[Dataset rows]
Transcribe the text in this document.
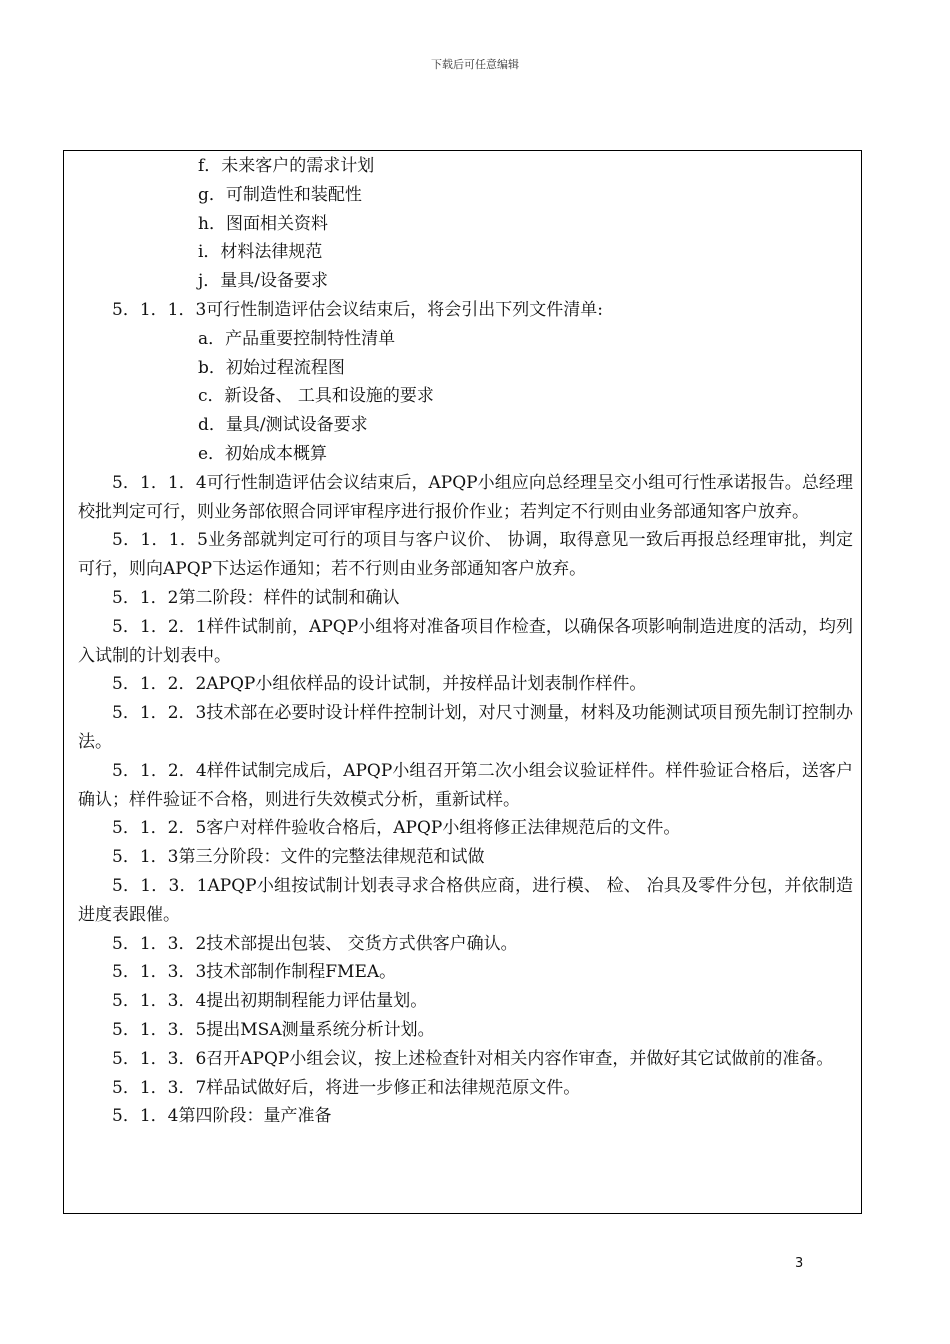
下载后可任意编辑
f．未来客户的需求计划
g．可制造性和装配性
h．图面相关资料
i．材料法律规范
j．量具/设备要求
5．1．1．3可行性制造评估会议结束后，将会引出下列文件清单:
a．产品重要控制特性清单
b．初始过程流程图
c．新设备、 工具和设施的要求
d．量具/测试设备要求
e．初始成本概算
5．1．1．4可行性制造评估会议结束后，APQP小组应向总经理呈交小组可行性承诺报告。总经理校批判定可行，则业务部依照合同评审程序进行报价作业；若判定不行则由业务部通知客户放弃。
5．1．1．5业务部就判定可行的项目与客户议价、 协调，取得意见一致后再报总经理审批，判定可行，则向APQP下达运作通知；若不行则由业务部通知客户放弃。
5．1．2第二阶段：样件的试制和确认
5．1．2．1样件试制前，APQP小组将对准备项目作检查，以确保各项影响制造进度的活动，均列入试制的计划表中。
5．1．2．2APQP小组依样品的设计试制，并按样品计划表制作样件。
5．1．2．3技术部在必要时设计样件控制计划，对尺寸测量，材料及功能测试项目预先制订控制办法。
5．1．2．4样件试制完成后，APQP小组召开第二次小组会议验证样件。样件验证合格后，送客户确认；样件验证不合格，则进行失效模式分析，重新试样。
5．1．2．5客户对样件验收合格后，APQP小组将修正法律规范后的文件。
5．1．3第三分阶段：文件的完整法律规范和试做
5．1．3．1APQP小组按试制计划表寻求合格供应商，进行模、 检、 冶具及零件分包，并依制造进度表跟催。
5．1．3．2技术部提出包装、 交货方式供客户确认。
5．1．3．3技术部制作制程FMEA。
5．1．3．4提出初期制程能力评估量划。
5．1．3．5提出MSA测量系统分析计划。
5．1．3．6召开APQP小组会议，按上述检查针对相关内容作审查，并做好其它试做前的准备。
5．1．3．7样品试做好后，将进一步修正和法律规范原文件。
5．1．4第四阶段：量产准备
3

→ Description of the task
Output all of the entries verbatim, leaving out any images.

→ Exercise output
Transcribe the text in this document.
下载后可任意编辑
f．未来客户的需求计划
g．可制造性和装配性
h．图面相关资料
i．材料法律规范
j．量具/设备要求
5．1．1．3可行性制造评估会议结束后，将会引出下列文件清单:
a．产品重要控制特性清单
b．初始过程流程图
c．新设备、 工具和设施的要求
d．量具/测试设备要求
e．初始成本概算
5．1．1．4可行性制造评估会议结束后，APQP小组应向总经理呈交小组可行性承诺报告。总经理校批判定可行，则业务部依照合同评审程序进行报价作业；若判定不行则由业务部通知客户放弃。
5．1．1．5业务部就判定可行的项目与客户议价、 协调，取得意见一致后再报总经理审批，判定可行，则向APQP下达运作通知；若不行则由业务部通知客户放弃。
5．1．2第二阶段：样件的试制和确认
5．1．2．1样件试制前，APQP小组将对准备项目作检查，以确保各项影响制造进度的活动，均列入试制的计划表中。
5．1．2．2APQP小组依样品的设计试制，并按样品计划表制作样件。
5．1．2．3技术部在必要时设计样件控制计划，对尺寸测量，材料及功能测试项目预先制订控制办法。
5．1．2．4样件试制完成后，APQP小组召开第二次小组会议验证样件。样件验证合格后，送客户确认；样件验证不合格，则进行失效模式分析，重新试样。
5．1．2．5客户对样件验收合格后，APQP小组将修正法律规范后的文件。
5．1．3第三分阶段：文件的完整法律规范和试做
5．1．3．1APQP小组按试制计划表寻求合格供应商，进行模、 检、 冶具及零件分包，并依制造进度表跟催。
5．1．3．2技术部提出包装、 交货方式供客户确认。
5．1．3．3技术部制作制程FMEA。
5．1．3．4提出初期制程能力评估量划。
5．1．3．5提出MSA测量系统分析计划。
5．1．3．6召开APQP小组会议，按上述检查针对相关内容作审查，并做好其它试做前的准备。
5．1．3．7样品试做好后，将进一步修正和法律规范原文件。
5．1．4第四阶段：量产准备
3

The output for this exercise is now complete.